**Task statement:**
Copy each line of the records that contains the word "gadā".

───── Dataset content

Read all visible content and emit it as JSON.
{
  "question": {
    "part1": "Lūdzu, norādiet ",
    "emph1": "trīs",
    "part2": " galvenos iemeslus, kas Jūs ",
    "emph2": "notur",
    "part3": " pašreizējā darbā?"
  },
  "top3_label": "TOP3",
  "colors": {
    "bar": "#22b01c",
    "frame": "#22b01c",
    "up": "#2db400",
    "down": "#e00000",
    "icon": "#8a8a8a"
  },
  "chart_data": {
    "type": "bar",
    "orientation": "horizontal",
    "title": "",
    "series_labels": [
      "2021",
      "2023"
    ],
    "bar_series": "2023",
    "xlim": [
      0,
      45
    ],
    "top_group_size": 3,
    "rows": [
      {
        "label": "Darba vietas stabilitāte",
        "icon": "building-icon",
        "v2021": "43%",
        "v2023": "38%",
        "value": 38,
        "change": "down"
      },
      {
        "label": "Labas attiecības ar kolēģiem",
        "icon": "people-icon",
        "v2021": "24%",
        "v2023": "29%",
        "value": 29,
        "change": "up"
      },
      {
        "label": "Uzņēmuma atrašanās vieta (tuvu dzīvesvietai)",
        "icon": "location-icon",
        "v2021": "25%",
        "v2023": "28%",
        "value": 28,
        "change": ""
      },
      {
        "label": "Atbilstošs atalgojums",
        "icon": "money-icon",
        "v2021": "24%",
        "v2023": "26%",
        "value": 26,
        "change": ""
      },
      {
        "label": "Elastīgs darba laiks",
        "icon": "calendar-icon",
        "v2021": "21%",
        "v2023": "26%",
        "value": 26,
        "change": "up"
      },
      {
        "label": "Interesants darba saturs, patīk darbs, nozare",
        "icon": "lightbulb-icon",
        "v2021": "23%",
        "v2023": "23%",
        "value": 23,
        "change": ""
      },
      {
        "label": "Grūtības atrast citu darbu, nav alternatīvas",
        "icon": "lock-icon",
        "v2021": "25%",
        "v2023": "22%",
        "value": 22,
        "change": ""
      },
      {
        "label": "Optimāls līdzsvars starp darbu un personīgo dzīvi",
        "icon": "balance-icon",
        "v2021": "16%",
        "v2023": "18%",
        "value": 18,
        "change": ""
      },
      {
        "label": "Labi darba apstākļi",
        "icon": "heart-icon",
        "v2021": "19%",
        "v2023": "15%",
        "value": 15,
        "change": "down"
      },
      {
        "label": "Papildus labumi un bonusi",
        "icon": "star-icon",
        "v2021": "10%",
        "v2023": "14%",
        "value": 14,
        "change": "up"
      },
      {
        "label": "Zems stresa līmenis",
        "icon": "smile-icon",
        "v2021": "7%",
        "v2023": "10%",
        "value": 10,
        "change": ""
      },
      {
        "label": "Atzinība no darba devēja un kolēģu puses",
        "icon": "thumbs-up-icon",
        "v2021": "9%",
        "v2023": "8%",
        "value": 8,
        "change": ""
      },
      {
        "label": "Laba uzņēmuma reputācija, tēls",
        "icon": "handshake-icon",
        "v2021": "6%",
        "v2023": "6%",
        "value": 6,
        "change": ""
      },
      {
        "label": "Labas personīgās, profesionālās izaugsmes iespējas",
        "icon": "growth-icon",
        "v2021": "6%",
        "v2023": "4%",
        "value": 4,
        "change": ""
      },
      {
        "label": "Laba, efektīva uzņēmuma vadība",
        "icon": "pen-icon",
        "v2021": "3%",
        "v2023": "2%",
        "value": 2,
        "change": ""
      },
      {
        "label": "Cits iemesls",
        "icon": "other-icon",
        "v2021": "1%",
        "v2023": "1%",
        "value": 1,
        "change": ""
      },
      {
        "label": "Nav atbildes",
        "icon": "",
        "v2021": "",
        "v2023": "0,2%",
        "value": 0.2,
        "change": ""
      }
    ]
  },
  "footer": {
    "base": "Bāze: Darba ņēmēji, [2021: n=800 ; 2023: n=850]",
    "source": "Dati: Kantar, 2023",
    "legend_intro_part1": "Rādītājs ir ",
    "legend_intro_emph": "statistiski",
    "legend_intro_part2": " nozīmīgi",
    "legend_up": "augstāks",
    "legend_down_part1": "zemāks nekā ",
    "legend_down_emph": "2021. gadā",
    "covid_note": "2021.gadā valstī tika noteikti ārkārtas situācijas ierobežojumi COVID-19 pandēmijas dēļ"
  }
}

──────────

**Answer to the problem:**
    "legend_down_emph": "2021. gadā",
    "covid_note": "2021.gadā valstī tika noteikti ārkārtas situācijas ierobežojumi COVID-19 pandēmijas dēļ"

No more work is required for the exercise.